Anticorpi Antinucleo falsi positivi, ma...


di Attilio Speciani
08 Gennaio 2007

Spesso di fronte alla presenza di Anticorpi Antinucleo (ANA) positivi, ci si domanda quale possa essere il significato prognostico per chi li esprime.

Ricordiamo infatti che gli ANA potrebbero essere un segnale di una patologia autoimmune o comunque a sfondo immunologico. In realtà, sempre più frequentemente ANA positivi compaiono in persone che non necessariamente sviluppano poi queste patologie.

Qual è allora il decorso clinico dei pazienti con test ANA positivi ma senza evidenze cliniche di patologie del connettivo?

Una ricerca canadese (Myckatyn SO and Russell AS, J Rheumatol 2003 Apr; 30:736-9) effettuata su 116 pazienti con ANA ad alto titolo (maggiore o uguale a 1:640) senza evidenza clinica di patologia del connettivo, ha mostrato che solo un piccolissimo numero di soggetti ha manifestato in seguito una patologia di questo genere (sclerodermia, CREST, o Sjogren).

Oltre la metà dei soggetti ha registrato la scomparsa degli anticorpi entro 5 anni. Un terzo, comunque, di questi soggetti lamentava artrite, un decimo rush cutanei non lupici, e un decimo fenomeno di Raynaud.

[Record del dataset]
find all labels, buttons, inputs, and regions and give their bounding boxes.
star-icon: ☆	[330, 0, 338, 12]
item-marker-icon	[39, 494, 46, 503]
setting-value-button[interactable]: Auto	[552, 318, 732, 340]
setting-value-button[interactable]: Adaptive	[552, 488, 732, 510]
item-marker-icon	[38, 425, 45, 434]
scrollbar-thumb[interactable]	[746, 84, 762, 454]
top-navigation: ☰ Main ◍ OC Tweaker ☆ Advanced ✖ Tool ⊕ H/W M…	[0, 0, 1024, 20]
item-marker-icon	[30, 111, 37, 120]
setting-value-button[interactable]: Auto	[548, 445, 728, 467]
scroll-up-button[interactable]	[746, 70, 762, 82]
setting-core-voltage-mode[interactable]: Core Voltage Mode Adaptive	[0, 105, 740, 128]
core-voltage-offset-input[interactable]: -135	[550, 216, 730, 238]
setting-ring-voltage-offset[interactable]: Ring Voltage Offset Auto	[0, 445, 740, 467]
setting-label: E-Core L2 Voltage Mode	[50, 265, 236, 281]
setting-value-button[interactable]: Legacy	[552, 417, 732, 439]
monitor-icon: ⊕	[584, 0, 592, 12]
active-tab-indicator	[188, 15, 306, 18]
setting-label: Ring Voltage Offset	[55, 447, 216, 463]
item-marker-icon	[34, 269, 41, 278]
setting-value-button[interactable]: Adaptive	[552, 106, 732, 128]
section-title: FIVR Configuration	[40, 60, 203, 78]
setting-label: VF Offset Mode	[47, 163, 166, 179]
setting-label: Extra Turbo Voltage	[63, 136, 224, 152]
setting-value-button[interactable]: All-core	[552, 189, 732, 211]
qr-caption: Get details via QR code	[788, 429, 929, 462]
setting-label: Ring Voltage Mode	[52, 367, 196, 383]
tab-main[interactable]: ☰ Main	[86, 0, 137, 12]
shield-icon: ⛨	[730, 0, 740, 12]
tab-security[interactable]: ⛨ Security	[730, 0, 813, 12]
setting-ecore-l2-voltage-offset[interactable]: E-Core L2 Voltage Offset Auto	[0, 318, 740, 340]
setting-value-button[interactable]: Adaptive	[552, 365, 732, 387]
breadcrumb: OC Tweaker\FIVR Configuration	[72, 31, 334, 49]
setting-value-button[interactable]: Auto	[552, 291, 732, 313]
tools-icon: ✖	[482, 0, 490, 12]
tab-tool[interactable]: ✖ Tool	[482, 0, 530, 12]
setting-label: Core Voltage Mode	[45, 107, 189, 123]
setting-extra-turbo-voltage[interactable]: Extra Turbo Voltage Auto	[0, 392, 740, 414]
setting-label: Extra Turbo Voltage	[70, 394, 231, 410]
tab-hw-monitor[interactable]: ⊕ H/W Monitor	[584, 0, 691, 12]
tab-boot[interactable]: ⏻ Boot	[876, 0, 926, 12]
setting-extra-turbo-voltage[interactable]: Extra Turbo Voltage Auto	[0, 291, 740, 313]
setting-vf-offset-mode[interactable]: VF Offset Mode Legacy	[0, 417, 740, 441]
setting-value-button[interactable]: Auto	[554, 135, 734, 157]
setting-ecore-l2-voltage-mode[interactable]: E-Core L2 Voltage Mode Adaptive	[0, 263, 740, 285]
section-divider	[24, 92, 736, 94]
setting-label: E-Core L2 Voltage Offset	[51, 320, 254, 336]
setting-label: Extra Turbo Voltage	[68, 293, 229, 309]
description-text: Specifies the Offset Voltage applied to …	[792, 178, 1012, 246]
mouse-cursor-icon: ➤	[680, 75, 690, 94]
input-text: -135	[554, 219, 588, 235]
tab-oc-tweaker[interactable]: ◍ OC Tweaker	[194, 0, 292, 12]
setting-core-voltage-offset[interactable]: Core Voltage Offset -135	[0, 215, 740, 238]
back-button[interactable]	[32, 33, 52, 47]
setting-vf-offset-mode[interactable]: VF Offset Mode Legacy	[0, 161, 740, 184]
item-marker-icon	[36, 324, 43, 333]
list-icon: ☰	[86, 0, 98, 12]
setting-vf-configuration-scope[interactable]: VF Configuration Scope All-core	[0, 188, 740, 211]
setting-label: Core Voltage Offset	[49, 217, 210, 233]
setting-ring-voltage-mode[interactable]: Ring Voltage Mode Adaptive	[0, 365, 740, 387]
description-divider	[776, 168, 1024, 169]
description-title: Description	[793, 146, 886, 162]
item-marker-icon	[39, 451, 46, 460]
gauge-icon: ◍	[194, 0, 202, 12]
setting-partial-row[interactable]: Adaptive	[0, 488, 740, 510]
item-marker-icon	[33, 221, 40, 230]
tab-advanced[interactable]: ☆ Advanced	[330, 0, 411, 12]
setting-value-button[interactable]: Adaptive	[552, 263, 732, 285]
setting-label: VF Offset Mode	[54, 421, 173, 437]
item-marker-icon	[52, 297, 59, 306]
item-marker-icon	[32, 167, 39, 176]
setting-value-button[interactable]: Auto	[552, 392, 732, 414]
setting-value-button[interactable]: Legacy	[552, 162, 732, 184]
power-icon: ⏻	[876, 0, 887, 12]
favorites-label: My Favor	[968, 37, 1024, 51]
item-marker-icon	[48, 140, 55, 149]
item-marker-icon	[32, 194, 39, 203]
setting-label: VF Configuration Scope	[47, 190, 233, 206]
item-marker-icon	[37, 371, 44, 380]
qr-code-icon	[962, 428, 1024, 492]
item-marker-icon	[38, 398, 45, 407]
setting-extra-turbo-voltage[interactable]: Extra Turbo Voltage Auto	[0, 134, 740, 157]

ATTIVITÀ ::
**A.** Trascrivi alla lettera tutto ciò che, nel brano sugli anticorpi antinucleo, va da "Una ricerca canadese" giù fino a "fenomeno di Raynaud.".
**B.** Elenca le patologie del connettivo che, secondo il brano sugli anticorpi antinucleo, un piccolissimo numero di soggetti della ricerca canadese ha poi manifestato.
I record non servono per svolgere le attività.

ESERCIZIO SVOLTO ::
**A.**
Una ricerca canadese (Myckatyn SO and Russell AS, J Rheumatol 2003 Apr; 30:736-9) effettuata su 116 pazienti con ANA ad alto titolo (maggiore o uguale a 1:640) senza evidenza clinica di patologia del connettivo, ha mostrato che solo un piccolissimo numero di soggetti ha manifestato in seguito una patologia di questo genere (sclerodermia, CREST, o Sjogren).

Oltre la metà dei soggetti ha registrato la scomparsa degli anticorpi entro 5 anni. Un terzo, comunque, di questi soggetti lamentava artrite, un decimo rush cutanei non lupici, e un decimo fenomeno di Raynaud.

**B.** Sclerodermia, CREST, Sjogren.